- GOAL OF THE EXERCISE -
Each line below should be reproduced without any alteration.

------ GIVEN ENTRIES

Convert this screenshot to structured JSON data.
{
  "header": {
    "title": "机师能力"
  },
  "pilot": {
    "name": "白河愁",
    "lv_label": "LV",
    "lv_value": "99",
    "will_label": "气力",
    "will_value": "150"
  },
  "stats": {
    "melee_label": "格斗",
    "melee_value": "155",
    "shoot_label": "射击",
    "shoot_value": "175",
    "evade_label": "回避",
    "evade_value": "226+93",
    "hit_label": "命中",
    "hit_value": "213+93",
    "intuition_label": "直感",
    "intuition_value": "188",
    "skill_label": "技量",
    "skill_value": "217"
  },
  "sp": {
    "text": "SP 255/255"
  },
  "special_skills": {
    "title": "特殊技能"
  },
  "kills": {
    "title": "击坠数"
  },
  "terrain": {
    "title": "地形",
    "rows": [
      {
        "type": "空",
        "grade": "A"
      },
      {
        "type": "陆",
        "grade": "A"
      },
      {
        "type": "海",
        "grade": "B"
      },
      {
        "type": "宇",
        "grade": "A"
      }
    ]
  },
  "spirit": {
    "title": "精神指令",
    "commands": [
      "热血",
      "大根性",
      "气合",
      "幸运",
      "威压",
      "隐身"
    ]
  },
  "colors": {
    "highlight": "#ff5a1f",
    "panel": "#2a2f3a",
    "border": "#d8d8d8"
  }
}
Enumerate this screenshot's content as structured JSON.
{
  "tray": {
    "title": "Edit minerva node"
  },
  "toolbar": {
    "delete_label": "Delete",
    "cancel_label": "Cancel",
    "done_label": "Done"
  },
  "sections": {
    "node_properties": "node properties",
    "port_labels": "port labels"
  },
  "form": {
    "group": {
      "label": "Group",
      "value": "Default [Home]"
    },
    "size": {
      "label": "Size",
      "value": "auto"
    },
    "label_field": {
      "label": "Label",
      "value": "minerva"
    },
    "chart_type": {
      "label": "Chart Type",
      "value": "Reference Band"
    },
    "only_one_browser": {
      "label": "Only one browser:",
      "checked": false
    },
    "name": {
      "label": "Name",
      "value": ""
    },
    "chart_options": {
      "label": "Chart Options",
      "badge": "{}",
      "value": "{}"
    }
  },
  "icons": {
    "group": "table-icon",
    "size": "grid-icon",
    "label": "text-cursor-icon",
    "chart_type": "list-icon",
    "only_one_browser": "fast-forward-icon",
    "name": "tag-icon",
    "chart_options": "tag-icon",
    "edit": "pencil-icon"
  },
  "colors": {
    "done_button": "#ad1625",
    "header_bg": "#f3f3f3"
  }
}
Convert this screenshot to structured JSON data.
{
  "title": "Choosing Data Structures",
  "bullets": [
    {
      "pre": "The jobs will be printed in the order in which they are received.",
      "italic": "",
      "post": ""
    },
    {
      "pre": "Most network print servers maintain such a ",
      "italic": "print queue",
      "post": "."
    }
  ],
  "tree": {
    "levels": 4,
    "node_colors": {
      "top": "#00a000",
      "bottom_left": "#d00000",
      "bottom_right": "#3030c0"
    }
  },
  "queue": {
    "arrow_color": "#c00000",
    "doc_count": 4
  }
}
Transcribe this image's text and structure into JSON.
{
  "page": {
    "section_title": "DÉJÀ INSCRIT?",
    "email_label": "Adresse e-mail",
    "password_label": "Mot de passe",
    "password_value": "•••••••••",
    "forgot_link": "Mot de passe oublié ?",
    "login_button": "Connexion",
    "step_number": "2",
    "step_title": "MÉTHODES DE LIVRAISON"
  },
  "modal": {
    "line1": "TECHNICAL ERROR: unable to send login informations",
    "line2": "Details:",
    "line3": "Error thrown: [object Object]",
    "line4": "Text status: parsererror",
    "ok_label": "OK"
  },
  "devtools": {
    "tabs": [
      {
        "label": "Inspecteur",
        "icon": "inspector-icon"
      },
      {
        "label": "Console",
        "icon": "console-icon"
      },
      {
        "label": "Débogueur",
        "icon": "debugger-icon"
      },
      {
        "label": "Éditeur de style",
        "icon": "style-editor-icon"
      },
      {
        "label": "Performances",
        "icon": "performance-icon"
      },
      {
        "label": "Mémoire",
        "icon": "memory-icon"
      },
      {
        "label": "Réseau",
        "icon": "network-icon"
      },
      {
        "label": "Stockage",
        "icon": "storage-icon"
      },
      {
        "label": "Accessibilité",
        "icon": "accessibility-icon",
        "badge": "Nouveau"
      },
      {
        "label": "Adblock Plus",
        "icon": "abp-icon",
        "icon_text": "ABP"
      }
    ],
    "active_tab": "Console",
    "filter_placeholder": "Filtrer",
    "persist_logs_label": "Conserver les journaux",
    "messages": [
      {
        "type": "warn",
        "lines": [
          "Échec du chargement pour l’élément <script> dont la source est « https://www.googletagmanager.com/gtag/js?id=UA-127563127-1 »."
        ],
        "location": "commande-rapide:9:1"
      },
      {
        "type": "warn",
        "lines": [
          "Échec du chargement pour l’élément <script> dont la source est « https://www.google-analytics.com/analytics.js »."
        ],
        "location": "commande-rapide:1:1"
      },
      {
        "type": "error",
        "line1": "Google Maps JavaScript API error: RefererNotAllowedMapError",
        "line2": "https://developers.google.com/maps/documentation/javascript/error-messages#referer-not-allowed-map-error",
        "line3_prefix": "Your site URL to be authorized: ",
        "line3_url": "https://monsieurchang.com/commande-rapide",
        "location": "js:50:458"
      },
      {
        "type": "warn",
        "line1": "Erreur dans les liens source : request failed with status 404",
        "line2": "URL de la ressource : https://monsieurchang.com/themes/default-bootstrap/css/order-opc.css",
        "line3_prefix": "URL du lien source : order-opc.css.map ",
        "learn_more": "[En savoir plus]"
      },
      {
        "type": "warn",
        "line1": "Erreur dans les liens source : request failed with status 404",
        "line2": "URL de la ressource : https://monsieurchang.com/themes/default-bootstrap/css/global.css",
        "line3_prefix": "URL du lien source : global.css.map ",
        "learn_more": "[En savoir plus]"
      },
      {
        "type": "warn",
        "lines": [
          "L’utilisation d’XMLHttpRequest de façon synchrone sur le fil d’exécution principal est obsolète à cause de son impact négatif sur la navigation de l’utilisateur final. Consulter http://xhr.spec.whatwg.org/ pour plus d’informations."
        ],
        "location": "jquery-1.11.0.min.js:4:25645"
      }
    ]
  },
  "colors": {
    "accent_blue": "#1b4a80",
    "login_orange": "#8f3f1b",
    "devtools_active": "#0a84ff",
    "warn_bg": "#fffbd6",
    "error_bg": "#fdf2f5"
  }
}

------------

- ANSWER TO THE PROBLEM -
Convert this screenshot to structured JSON data.
{
  "header": {
    "title": "机师能力"
  },
  "pilot": {
    "name": "白河愁",
    "lv_label": "LV",
    "lv_value": "99",
    "will_label": "气力",
    "will_value": "150"
  },
  "stats": {
    "melee_label": "格斗",
    "melee_value": "155",
    "shoot_label": "射击",
    "shoot_value": "175",
    "evade_label": "回避",
    "evade_value": "226+93",
    "hit_label": "命中",
    "hit_value": "213+93",
    "intuition_label": "直感",
    "intuition_value": "188",
    "skill_label": "技量",
    "skill_value": "217"
  },
  "sp": {
    "text": "SP 255/255"
  },
  "special_skills": {
    "title": "特殊技能"
  },
  "kills": {
    "title": "击坠数"
  },
  "terrain": {
    "title": "地形",
    "rows": [
      {
        "type": "空",
        "grade": "A"
      },
      {
        "type": "陆",
        "grade": "A"
      },
      {
        "type": "海",
        "grade": "B"
      },
      {
        "type": "宇",
        "grade": "A"
      }
    ]
  },
  "spirit": {
    "title": "精神指令",
    "commands": [
      "热血",
      "大根性",
      "气合",
      "幸运",
      "威压",
      "隐身"
    ]
  },
  "colors": {
    "highlight": "#ff5a1f",
    "panel": "#2a2f3a",
    "border": "#d8d8d8"
  }
}
Enumerate this screenshot's content as structured JSON.
{
  "tray": {
    "title": "Edit minerva node"
  },
  "toolbar": {
    "delete_label": "Delete",
    "cancel_label": "Cancel",
    "done_label": "Done"
  },
  "sections": {
    "node_properties": "node properties",
    "port_labels": "port labels"
  },
  "form": {
    "group": {
      "label": "Group",
      "value": "Default [Home]"
    },
    "size": {
      "label": "Size",
      "value": "auto"
    },
    "label_field": {
      "label": "Label",
      "value": "minerva"
    },
    "chart_type": {
      "label": "Chart Type",
      "value": "Reference Band"
    },
    "only_one_browser": {
      "label": "Only one browser:",
      "checked": false
    },
    "name": {
      "label": "Name",
      "value": ""
    },
    "chart_options": {
      "label": "Chart Options",
      "badge": "{}",
      "value": "{}"
    }
  },
  "icons": {
    "group": "table-icon",
    "size": "grid-icon",
    "label": "text-cursor-icon",
    "chart_type": "list-icon",
    "only_one_browser": "fast-forward-icon",
    "name": "tag-icon",
    "chart_options": "tag-icon",
    "edit": "pencil-icon"
  },
  "colors": {
    "done_button": "#ad1625",
    "header_bg": "#f3f3f3"
  }
}
Convert this screenshot to structured JSON data.
{
  "title": "Choosing Data Structures",
  "bullets": [
    {
      "pre": "The jobs will be printed in the order in which they are received.",
      "italic": "",
      "post": ""
    },
    {
      "pre": "Most network print servers maintain such a ",
      "italic": "print queue",
      "post": "."
    }
  ],
  "tree": {
    "levels": 4,
    "node_colors": {
      "top": "#00a000",
      "bottom_left": "#d00000",
      "bottom_right": "#3030c0"
    }
  },
  "queue": {
    "arrow_color": "#c00000",
    "doc_count": 4
  }
}
Transcribe this image's text and structure into JSON.
{
  "page": {
    "section_title": "DÉJÀ INSCRIT?",
    "email_label": "Adresse e-mail",
    "password_label": "Mot de passe",
    "password_value": "•••••••••",
    "forgot_link": "Mot de passe oublié ?",
    "login_button": "Connexion",
    "step_number": "2",
    "step_title": "MÉTHODES DE LIVRAISON"
  },
  "modal": {
    "line1": "TECHNICAL ERROR: unable to send login informations",
    "line2": "Details:",
    "line3": "Error thrown: [object Object]",
    "line4": "Text status: parsererror",
    "ok_label": "OK"
  },
  "devtools": {
    "tabs": [
      {
        "label": "Inspecteur",
        "icon": "inspector-icon"
      },
      {
        "label": "Console",
        "icon": "console-icon"
      },
      {
        "label": "Débogueur",
        "icon": "debugger-icon"
      },
      {
        "label": "Éditeur de style",
        "icon": "style-editor-icon"
      },
      {
        "label": "Performances",
        "icon": "performance-icon"
      },
      {
        "label": "Mémoire",
        "icon": "memory-icon"
      },
      {
        "label": "Réseau",
        "icon": "network-icon"
      },
      {
        "label": "Stockage",
        "icon": "storage-icon"
      },
      {
        "label": "Accessibilité",
        "icon": "accessibility-icon",
        "badge": "Nouveau"
      },
      {
        "label": "Adblock Plus",
        "icon": "abp-icon",
        "icon_text": "ABP"
      }
    ],
    "active_tab": "Console",
    "filter_placeholder": "Filtrer",
    "persist_logs_label": "Conserver les journaux",
    "messages": [
      {
        "type": "warn",
        "lines": [
          "Échec du chargement pour l’élément <script> dont la source est « https://www.googletagmanager.com/gtag/js?id=UA-127563127-1 »."
        ],
        "location": "commande-rapide:9:1"
      },
      {
        "type": "warn",
        "lines": [
          "Échec du chargement pour l’élément <script> dont la source est « https://www.google-analytics.com/analytics.js »."
        ],
        "location": "commande-rapide:1:1"
      },
      {
        "type": "error",
        "line1": "Google Maps JavaScript API error: RefererNotAllowedMapError",
        "line2": "https://developers.google.com/maps/documentation/javascript/error-messages#referer-not-allowed-map-error",
        "line3_prefix": "Your site URL to be authorized: ",
        "line3_url": "https://monsieurchang.com/commande-rapide",
        "location": "js:50:458"
      },
      {
        "type": "warn",
        "line1": "Erreur dans les liens source : request failed with status 404",
        "line2": "URL de la ressource : https://monsieurchang.com/themes/default-bootstrap/css/order-opc.css",
        "line3_prefix": "URL du lien source : order-opc.css.map ",
        "learn_more": "[En savoir plus]"
      },
      {
        "type": "warn",
        "line1": "Erreur dans les liens source : request failed with status 404",
        "line2": "URL de la ressource : https://monsieurchang.com/themes/default-bootstrap/css/global.css",
        "line3_prefix": "URL du lien source : global.css.map ",
        "learn_more": "[En savoir plus]"
      },
      {
        "type": "warn",
        "lines": [
          "L’utilisation d’XMLHttpRequest de façon synchrone sur le fil d’exécution principal est obsolète à cause de son impact négatif sur la navigation de l’utilisateur final. Consulter http://xhr.spec.whatwg.org/ pour plus d’informations."
        ],
        "location": "jquery-1.11.0.min.js:4:25645"
      }
    ]
  },
  "colors": {
    "accent_blue": "#1b4a80",
    "login_orange": "#8f3f1b",
    "devtools_active": "#0a84ff",
    "warn_bg": "#fffbd6",
    "error_bg": "#fdf2f5"
  }
}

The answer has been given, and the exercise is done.